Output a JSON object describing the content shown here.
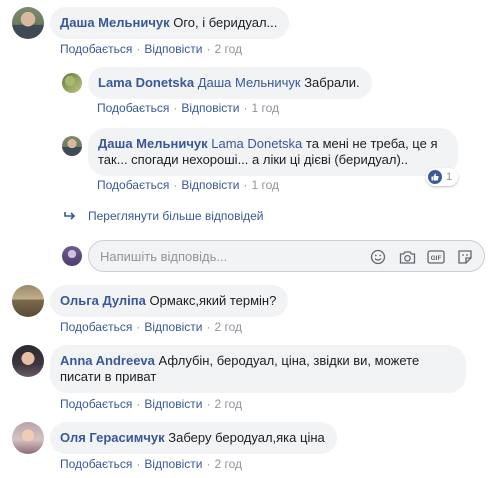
{
  "actions": {
    "like": "Подобається",
    "reply": "Відповісти",
    "separator": "·"
  },
  "comments": [
    {
      "author": "Даша Мельничук",
      "text": "Ого, і беридуал...",
      "time": "2 год",
      "avatar": "user-photo"
    },
    {
      "author": "Lama Donetska",
      "mention": "Даша Мельничук",
      "text": "Забрали.",
      "time": "1 год",
      "avatar": "user-photo"
    },
    {
      "author": "Даша Мельничук",
      "mention": "Lama Donetska",
      "text_line1": "та мені не треба, це я",
      "text_line2": "так... спогади нехороші... а ліки ці дієві (беридуал)..",
      "time": "1 год",
      "reaction_count": "1",
      "reaction_icon": "like-icon"
    },
    {
      "author": "Ольга Дуліпа",
      "text": "Ормакс,який термін?",
      "time": "2 год"
    },
    {
      "author": "Anna Andreeva",
      "text_line1": "Афлубін, беродуал, ціна, звідки ви, можете",
      "text_line2": "писати в приват",
      "time": "2 год"
    },
    {
      "author": "Оля Герасимчук",
      "text": "Заберу беродуал,яка ціна",
      "time": "2 год"
    }
  ],
  "more_replies": {
    "label": "Переглянути більше відповідей",
    "icon": "reply-arrow-icon"
  },
  "reply_box": {
    "placeholder": "Напишіть відповідь...",
    "icons": [
      "emoji-icon",
      "camera-icon",
      "gif-icon",
      "sticker-icon"
    ]
  },
  "colors": {
    "link": "#385898",
    "meta": "#90949c",
    "bubble": "#f2f3f5"
  }
}
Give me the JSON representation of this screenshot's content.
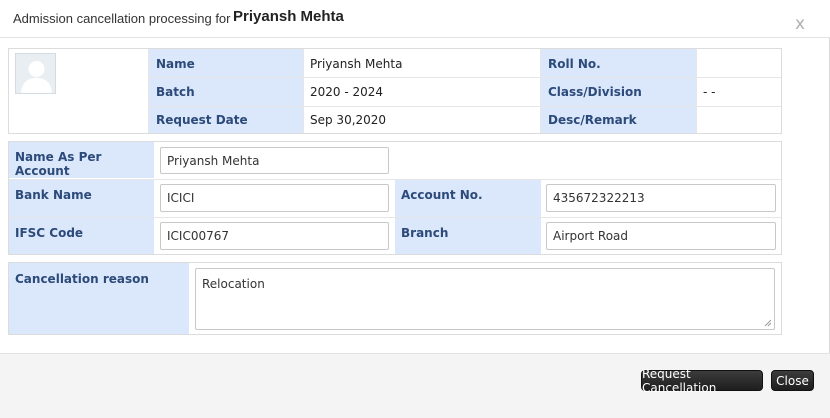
{
  "dialog": {
    "title_prefix": "Admission cancellation processing for",
    "title_name": "Priyansh Mehta",
    "close_glyph": "x"
  },
  "student_info": {
    "avatar_icon": "user-avatar-icon",
    "name_label": "Name",
    "name_value": "Priyansh Mehta",
    "batch_label": "Batch",
    "batch_value": "2020 - 2024",
    "request_date_label": "Request Date",
    "request_date_value": "Sep 30,2020",
    "roll_no_label": "Roll No.",
    "roll_no_value": "",
    "class_division_label": "Class/Division",
    "class_division_value": "- -",
    "desc_remark_label": "Desc/Remark",
    "desc_remark_value": ""
  },
  "bank_form": {
    "name_as_per_account_label": "Name As Per Account",
    "name_as_per_account_value": "Priyansh Mehta",
    "bank_name_label": "Bank Name",
    "bank_name_value": "ICICI",
    "account_no_label": "Account No.",
    "account_no_value": "435672322213",
    "ifsc_code_label": "IFSC Code",
    "ifsc_code_value": "ICIC00767",
    "branch_label": "Branch",
    "branch_value": "Airport Road"
  },
  "cancellation": {
    "reason_label": "Cancellation reason",
    "reason_value": "Relocation"
  },
  "footer": {
    "request_cancellation_label": "Request Cancellation",
    "close_label": "Close"
  },
  "colors": {
    "label_background": "#dbe7fa",
    "label_text": "#2c4a7a",
    "button_background": "#2a2a2a"
  }
}
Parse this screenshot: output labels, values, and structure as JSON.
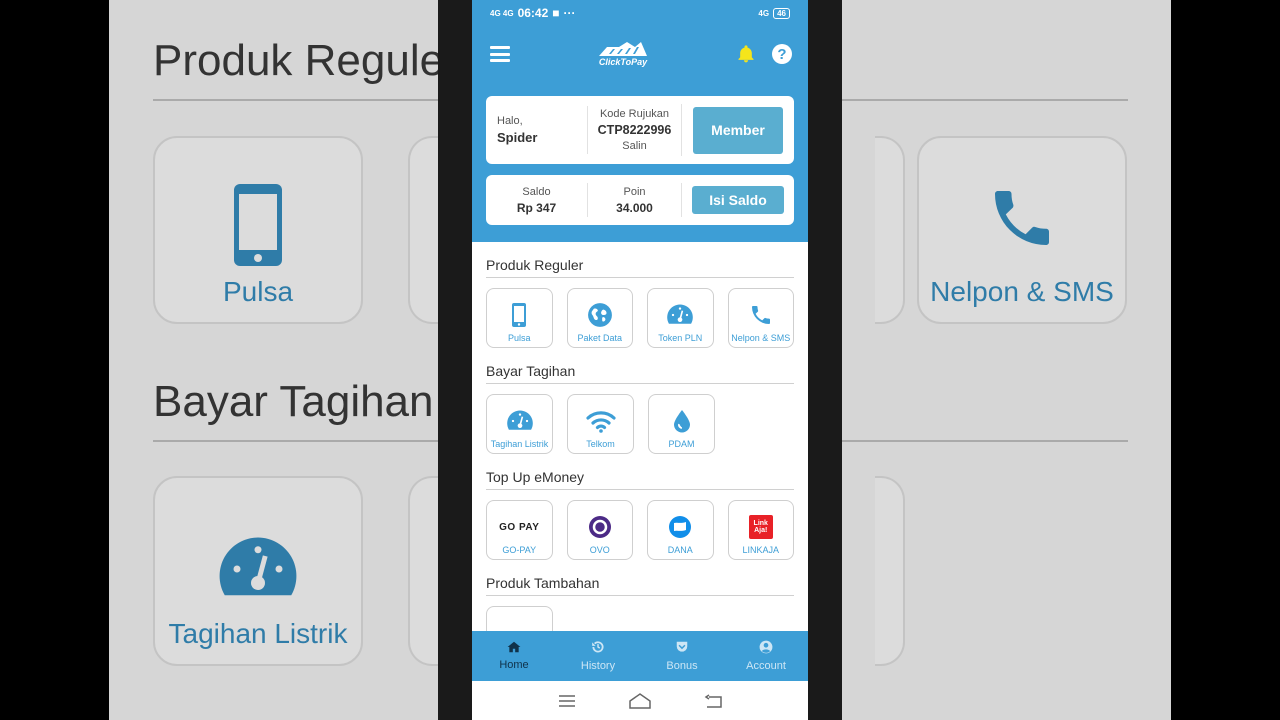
{
  "background": {
    "section1_title": "Produk Reguler",
    "section2_title": "Bayar Tagihan",
    "card_pulsa": "Pulsa",
    "card_nelpon": "Nelpon & SMS",
    "card_tagihan": "Tagihan Listrik"
  },
  "status": {
    "network": "4G 4G",
    "time": "06:42",
    "dots": "···",
    "right_network": "4G",
    "battery": "46"
  },
  "header": {
    "brand": "ClickToPay"
  },
  "user_card": {
    "greeting": "Halo,",
    "name": "Spider",
    "ref_label": "Kode Rujukan",
    "ref_code": "CTP8222996",
    "copy_label": "Salin",
    "member_button": "Member"
  },
  "balance_card": {
    "saldo_label": "Saldo",
    "saldo_value": "Rp 347",
    "poin_label": "Poin",
    "poin_value": "34.000",
    "topup_button": "Isi Saldo"
  },
  "sections": {
    "reguler": {
      "title": "Produk Reguler",
      "items": [
        "Pulsa",
        "Paket Data",
        "Token PLN",
        "Nelpon & SMS"
      ]
    },
    "tagihan": {
      "title": "Bayar Tagihan",
      "items": [
        "Tagihan Listrik",
        "Telkom",
        "PDAM"
      ]
    },
    "emoney": {
      "title": "Top Up eMoney",
      "items": [
        "GO-PAY",
        "OVO",
        "DANA",
        "LINKAJA"
      ],
      "gopay_logo": "GO PAY",
      "linkaja_logo": "Link Aja!"
    },
    "tambahan": {
      "title": "Produk Tambahan"
    }
  },
  "bottom_nav": {
    "items": [
      "Home",
      "History",
      "Bonus",
      "Account"
    ]
  },
  "colors": {
    "primary": "#3d9ed6",
    "button": "#5aaed0",
    "bell": "#f5e51b"
  }
}
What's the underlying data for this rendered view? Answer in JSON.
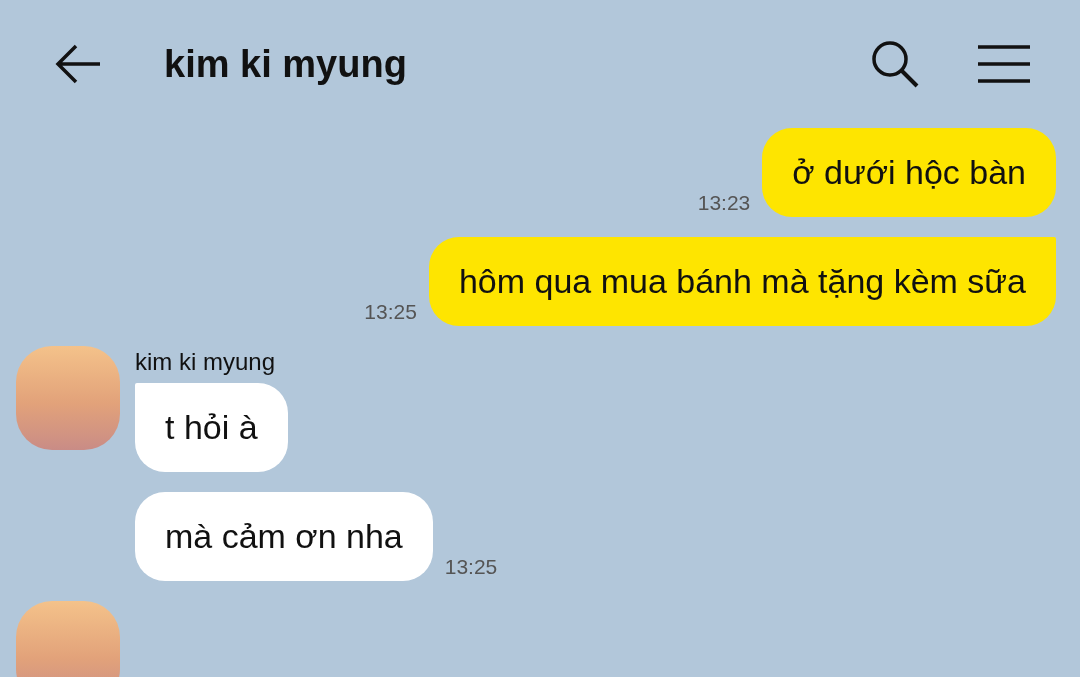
{
  "header": {
    "title": "kim ki myung"
  },
  "groups": [
    {
      "kind": "sent",
      "messages": [
        {
          "text": "ở dưới hộc bàn",
          "time": "13:23",
          "tail": false
        },
        {
          "text": "hôm qua mua bánh mà tặng kèm sữa",
          "time": "13:25",
          "tail": true
        }
      ]
    },
    {
      "kind": "received",
      "sender": "kim ki myung",
      "messages": [
        {
          "text": "t hỏi à",
          "tail": true
        },
        {
          "text": "mà cảm ơn nha",
          "time": "13:25",
          "tail": false
        }
      ]
    },
    {
      "kind": "received"
    }
  ]
}
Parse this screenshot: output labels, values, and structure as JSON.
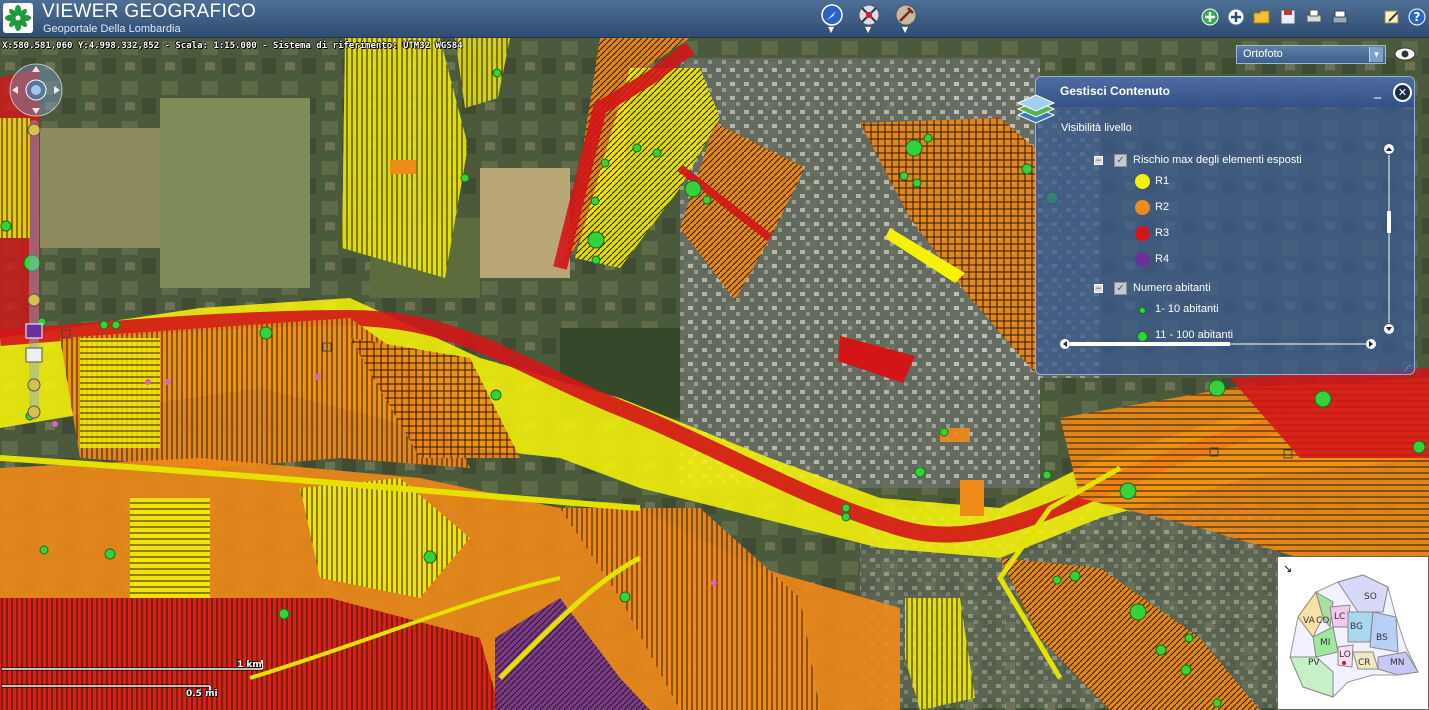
{
  "header": {
    "title": "VIEWER GEOGRAFICO",
    "subtitle": "Geoportale Della Lombardia",
    "logo_icon": "lombardia-rose-logo",
    "center_tools": [
      "compass-tool-icon",
      "measure-tool-icon",
      "draw-tool-icon"
    ],
    "right_tools": [
      "add-layer-icon",
      "add-content-icon",
      "open-folder-icon",
      "save-icon",
      "print-icon",
      "share-icon",
      "edit-icon",
      "help-icon"
    ]
  },
  "status": {
    "coordinates": "X:580.581,060 Y:4.998.332,852 - Scala: 1:15.000 - Sistema di riferimento: UTM32 WGS84"
  },
  "basemap": {
    "selected": "Ortofoto",
    "icon": "eye-icon"
  },
  "panel": {
    "title": "Gestisci Contenuto",
    "visibility_label": "Visibilità livello",
    "group1": {
      "label": "Rischio max degli elementi esposti",
      "items": [
        {
          "label": "R1",
          "color": "#f5f20a"
        },
        {
          "label": "R2",
          "color": "#f08a18"
        },
        {
          "label": "R3",
          "color": "#d31518"
        },
        {
          "label": "R4",
          "color": "#6b2f9e"
        }
      ]
    },
    "group2": {
      "label": "Numero abitanti",
      "items": [
        {
          "label": "1- 10 abitanti",
          "color": "#35d33a"
        },
        {
          "label": "11 - 100 abitanti",
          "color": "#35d33a"
        }
      ]
    }
  },
  "overview": {
    "provinces": [
      "SO",
      "VA",
      "CO",
      "LC",
      "BG",
      "BS",
      "MI",
      "LO",
      "CR",
      "MN",
      "PV"
    ]
  },
  "scale": {
    "km_label": "1 km",
    "mi_label": "0.5 mi"
  },
  "colors": {
    "r1_yellow": "#f5f20a",
    "r2_orange": "#f08a18",
    "r3_red": "#d31518",
    "r4_purple": "#6b2f9e",
    "inhabitants_green": "#35d33a",
    "header_blue": "#3a5a82"
  }
}
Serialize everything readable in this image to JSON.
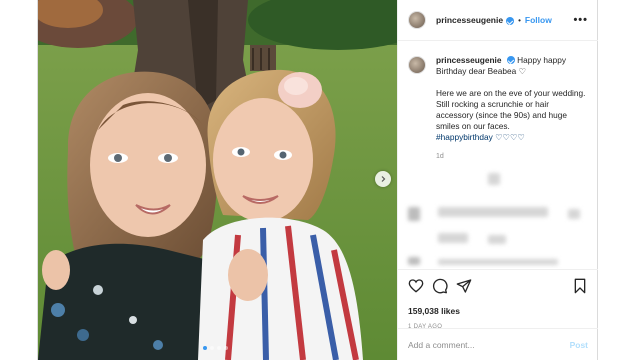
{
  "post": {
    "username": "princesseugenie",
    "follow_label": "Follow",
    "separator": "•",
    "more_label": "•••",
    "caption_line1": "Happy happy Birthday dear Beabea ",
    "caption_emoji1": "♡",
    "caption_para2": "Here we are on the eve of your wedding. Still rocking a scrunchie or hair accessory (since the 90s) and huge smiles on our faces.",
    "hashtag": "#happybirthday",
    "hashtag_emoji": "♡♡♡♡",
    "caption_age": "1d",
    "likes": "159,038 likes",
    "date": "1 DAY AGO",
    "comment_placeholder": "Add a comment...",
    "post_label": "Post"
  },
  "colors": {
    "accent": "#3897f0",
    "post_disabled": "#b2dffc",
    "hashtag": "#00376b",
    "muted": "#8e8e8e"
  },
  "icons": [
    "verified-badge-icon",
    "chevron-right-icon",
    "heart-icon",
    "comment-icon",
    "share-icon",
    "bookmark-icon"
  ],
  "carousel": {
    "count": 4,
    "active_index": 0
  }
}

[AIM OF THE TASK]:
In the lines above, find each one with "Produk" and list it.

[ANSWER TO THE TASK]:
    "section1_title": "Produk Reguler",
      "title": "Produk Reguler",
      "title": "Produk Tambahan"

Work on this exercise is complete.